■ Dataset entries:
>>>>>

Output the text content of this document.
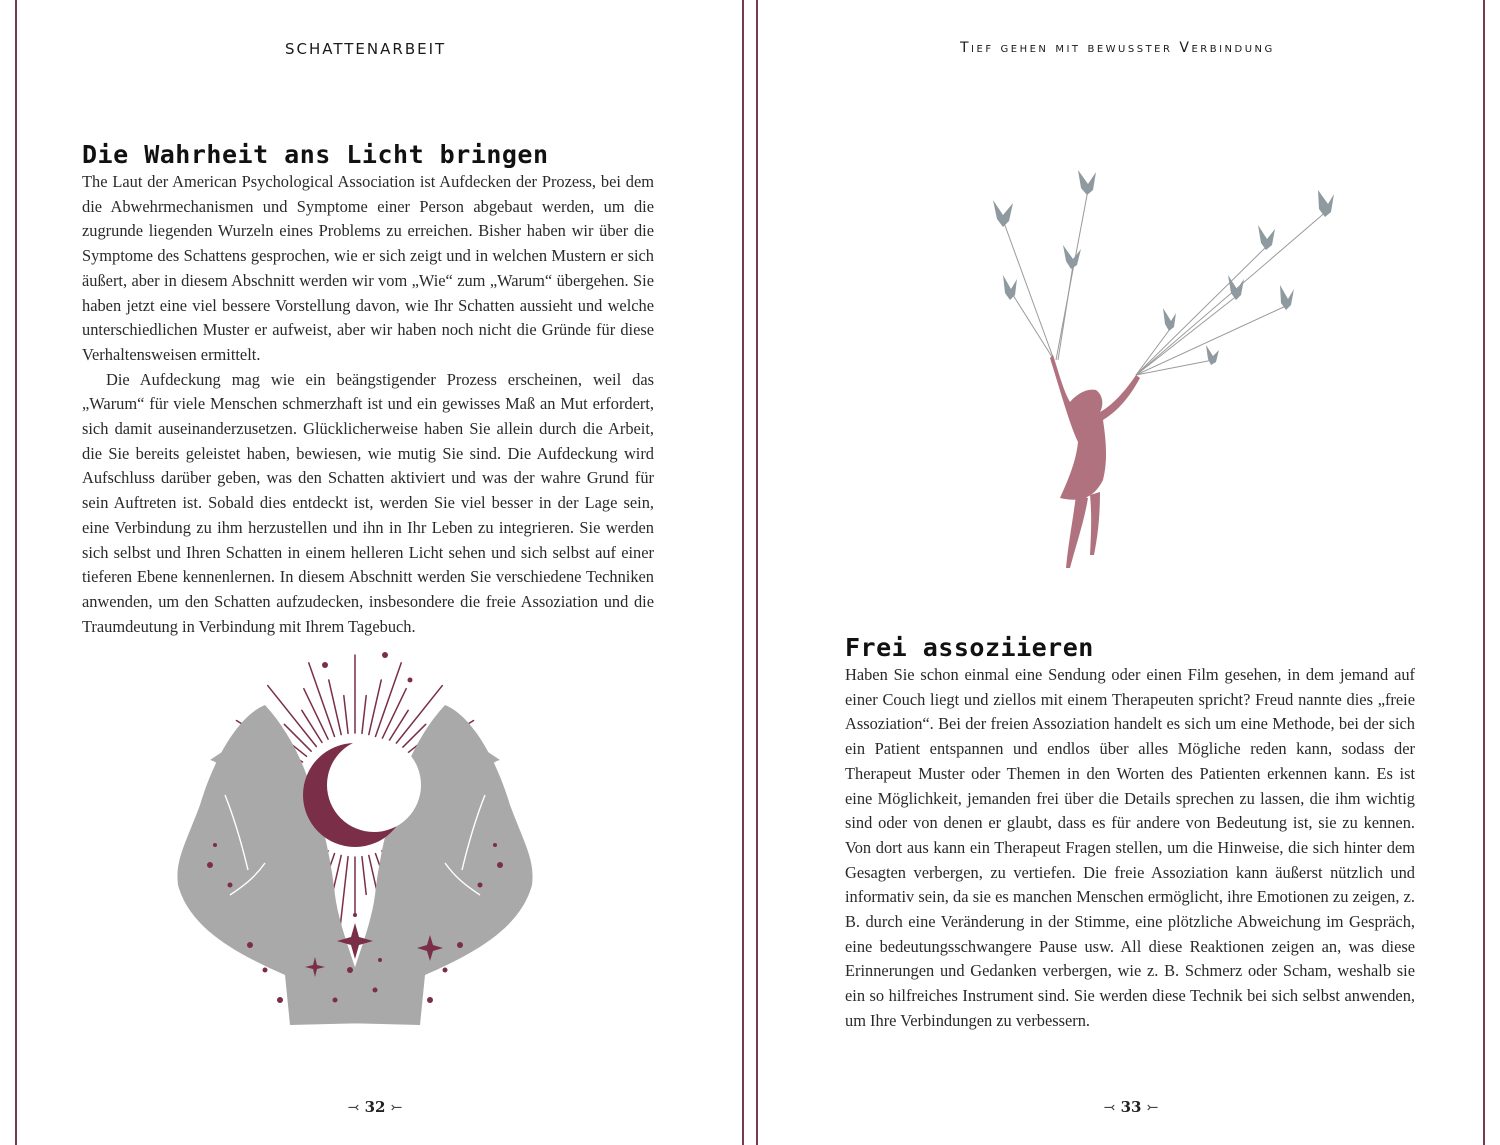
SCHATTENARBEIT
Die Wahrheit ans Licht bringen

The Laut der American Psychological Association ist Aufdecken der Prozess, bei dem die Abwehrmechanismen und Symptome einer Person abgebaut werden, um die zugrunde liegenden Wurzeln eines Problems zu erreichen. Bisher haben wir über die Symptome des Schattens gesprochen, wie er sich zeigt und in welchen Mustern er sich äußert, aber in diesem Abschnitt werden wir vom „Wie“ zum „Warum“ übergehen. Sie haben jetzt eine viel bessere Vorstellung davon, wie Ihr Schatten aussieht und welche unterschiedlichen Muster er aufweist, aber wir haben noch nicht die Gründe für diese Verhaltensweisen ermittelt.

Die Aufdeckung mag wie ein beängstigender Prozess erscheinen, weil das „Warum“ für viele Menschen schmerzhaft ist und ein gewisses Maß an Mut erfordert, sich damit auseinanderzusetzen. Glücklicherweise haben Sie allein durch die Arbeit, die Sie bereits geleistet haben, bewiesen, wie mutig Sie sind. Die Aufdeckung wird Aufschluss darüber geben, was den Schatten aktiviert und was der wahre Grund für sein Auftreten ist. Sobald dies entdeckt ist, werden Sie viel besser in der Lage sein, eine Verbindung zu ihm herzustellen und ihn in Ihr Leben zu integrieren. Sie werden sich selbst und Ihren Schatten in einem helleren Licht sehen und sich selbst auf einer tieferen Ebene kennenlernen. In diesem Abschnitt werden Sie verschiedene Techniken anwenden, um den Schatten aufzudecken, insbesondere die freie Assoziation und die Traumdeutung in Verbindung mit Ihrem Tagebuch.

⤙ 32 ⤚
Tief gehen mit bewusster Verbindung
Frei assoziieren

Haben Sie schon einmal eine Sendung oder einen Film gesehen, in dem jemand auf einer Couch liegt und ziellos mit einem Therapeuten spricht? Freud nannte dies „freie Assoziation“. Bei der freien Assoziation handelt es sich um eine Methode, bei der sich ein Patient entspannen und endlos über alles Mögliche reden kann, sodass der Therapeut Muster oder Themen in den Worten des Patienten erkennen kann. Es ist eine Möglichkeit, jemanden frei über die Details sprechen zu lassen, die ihm wichtig sind oder von denen er glaubt, dass es für andere von Bedeutung ist, sie zu kennen. Von dort aus kann ein Therapeut Fragen stellen, um die Hinweise, die sich hinter dem Gesagten verbergen, zu vertiefen. Die freie Assoziation kann äußerst nützlich und informativ sein, da sie es manchen Menschen ermöglicht, ihre Emotionen zu zeigen, z. B. durch eine Veränderung in der Stimme, eine plötzliche Abweichung im Gespräch, eine bedeutungsschwangere Pause usw. All diese Reaktionen zeigen an, was diese Erinnerungen und Gedanken verbergen, wie z. B. Schmerz oder Scham, weshalb sie ein so hilfreiches Instrument sind. Sie werden diese Technik bei sich selbst anwenden, um Ihre Verbindungen zu verbessern.

⤙ 33 ⤚
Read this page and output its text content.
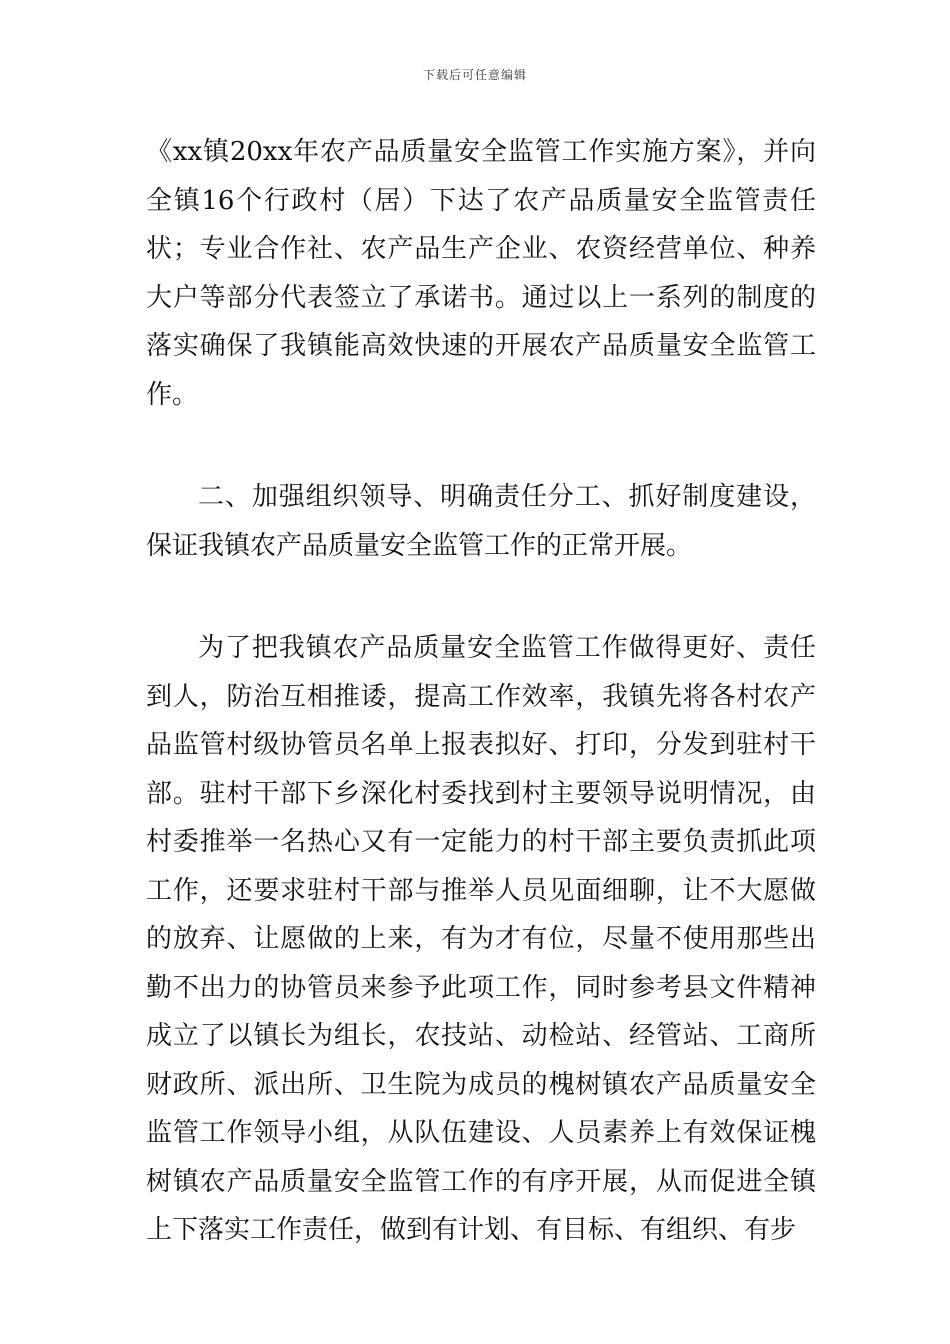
下载后可任意编辑

《xx镇20xx年农产品质量安全监管工作实施方案》，并向全镇16个行政村（居）下达了农产品质量安全监管责任状；专业合作社、农产品生产企业、农资经营单位、种养大户等部分代表签立了承诺书。通过以上一系列的制度的落实确保了我镇能高效快速的开展农产品质量安全监管工作。

二、加强组织领导、明确责任分工、抓好制度建设，保证我镇农产品质量安全监管工作的正常开展。

为了把我镇农产品质量安全监管工作做得更好、责任到人，防治互相推诿，提高工作效率，我镇先将各村农产品监管村级协管员名单上报表拟好、打印，分发到驻村干部。驻村干部下乡深化村委找到村主要领导说明情况，由村委推举一名热心又有一定能力的村干部主要负责抓此项工作，还要求驻村干部与推举人员见面细聊，让不大愿做的放弃、让愿做的上来，有为才有位，尽量不使用那些出勤不出力的协管员来参予此项工作，同时参考县文件精神成立了以镇长为组长，农技站、动检站、经管站、工商所财政所、派出所、卫生院为成员的槐树镇农产品质量安全监管工作领导小组，从队伍建设、人员素养上有效保证槐树镇农产品质量安全监管工作的有序开展，从而促进全镇上下落实工作责任，做到有计划、有目标、有组织、有步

<<<<<

■ What the exercise asks: Excluding the pictures, reproduce every entry exactly as given.

■ Task result:
Output the text content of this document.
SCHATTENARBEIT
Die Wahrheit ans Licht bringen

The Laut der American Psychological Association ist Aufdecken der Prozess, bei dem die Abwehrmechanismen und Symptome einer Person abgebaut werden, um die zugrunde liegenden Wurzeln eines Problems zu erreichen. Bisher haben wir über die Symptome des Schattens gesprochen, wie er sich zeigt und in welchen Mustern er sich äußert, aber in diesem Abschnitt werden wir vom „Wie“ zum „Warum“ übergehen. Sie haben jetzt eine viel bessere Vorstellung davon, wie Ihr Schatten aussieht und welche unterschiedlichen Muster er aufweist, aber wir haben noch nicht die Gründe für diese Verhaltensweisen ermittelt.

Die Aufdeckung mag wie ein beängstigender Prozess erscheinen, weil das „Warum“ für viele Menschen schmerzhaft ist und ein gewisses Maß an Mut erfordert, sich damit auseinanderzusetzen. Glücklicherweise haben Sie allein durch die Arbeit, die Sie bereits geleistet haben, bewiesen, wie mutig Sie sind. Die Aufdeckung wird Aufschluss darüber geben, was den Schatten aktiviert und was der wahre Grund für sein Auftreten ist. Sobald dies entdeckt ist, werden Sie viel besser in der Lage sein, eine Verbindung zu ihm herzustellen und ihn in Ihr Leben zu integrieren. Sie werden sich selbst und Ihren Schatten in einem helleren Licht sehen und sich selbst auf einer tieferen Ebene kennenlernen. In diesem Abschnitt werden Sie verschiedene Techniken anwenden, um den Schatten aufzudecken, insbesondere die freie Assoziation und die Traumdeutung in Verbindung mit Ihrem Tagebuch.

⤙ 32 ⤚
Tief gehen mit bewusster Verbindung
Frei assoziieren

Haben Sie schon einmal eine Sendung oder einen Film gesehen, in dem jemand auf einer Couch liegt und ziellos mit einem Therapeuten spricht? Freud nannte dies „freie Assoziation“. Bei der freien Assoziation handelt es sich um eine Methode, bei der sich ein Patient entspannen und endlos über alles Mögliche reden kann, sodass der Therapeut Muster oder Themen in den Worten des Patienten erkennen kann. Es ist eine Möglichkeit, jemanden frei über die Details sprechen zu lassen, die ihm wichtig sind oder von denen er glaubt, dass es für andere von Bedeutung ist, sie zu kennen. Von dort aus kann ein Therapeut Fragen stellen, um die Hinweise, die sich hinter dem Gesagten verbergen, zu vertiefen. Die freie Assoziation kann äußerst nützlich und informativ sein, da sie es manchen Menschen ermöglicht, ihre Emotionen zu zeigen, z. B. durch eine Veränderung in der Stimme, eine plötzliche Abweichung im Gespräch, eine bedeutungsschwangere Pause usw. All diese Reaktionen zeigen an, was diese Erinnerungen und Gedanken verbergen, wie z. B. Schmerz oder Scham, weshalb sie ein so hilfreiches Instrument sind. Sie werden diese Technik bei sich selbst anwenden, um Ihre Verbindungen zu verbessern.

⤙ 33 ⤚
Read this page and output its text content.
下载后可任意编辑

《xx镇20xx年农产品质量安全监管工作实施方案》，并向全镇16个行政村（居）下达了农产品质量安全监管责任状；专业合作社、农产品生产企业、农资经营单位、种养大户等部分代表签立了承诺书。通过以上一系列的制度的落实确保了我镇能高效快速的开展农产品质量安全监管工作。

二、加强组织领导、明确责任分工、抓好制度建设，保证我镇农产品质量安全监管工作的正常开展。

为了把我镇农产品质量安全监管工作做得更好、责任到人，防治互相推诿，提高工作效率，我镇先将各村农产品监管村级协管员名单上报表拟好、打印，分发到驻村干部。驻村干部下乡深化村委找到村主要领导说明情况，由村委推举一名热心又有一定能力的村干部主要负责抓此项工作，还要求驻村干部与推举人员见面细聊，让不大愿做的放弃、让愿做的上来，有为才有位，尽量不使用那些出勤不出力的协管员来参予此项工作，同时参考县文件精神成立了以镇长为组长，农技站、动检站、经管站、工商所财政所、派出所、卫生院为成员的槐树镇农产品质量安全监管工作领导小组，从队伍建设、人员素养上有效保证槐树镇农产品质量安全监管工作的有序开展，从而促进全镇上下落实工作责任，做到有计划、有目标、有组织、有步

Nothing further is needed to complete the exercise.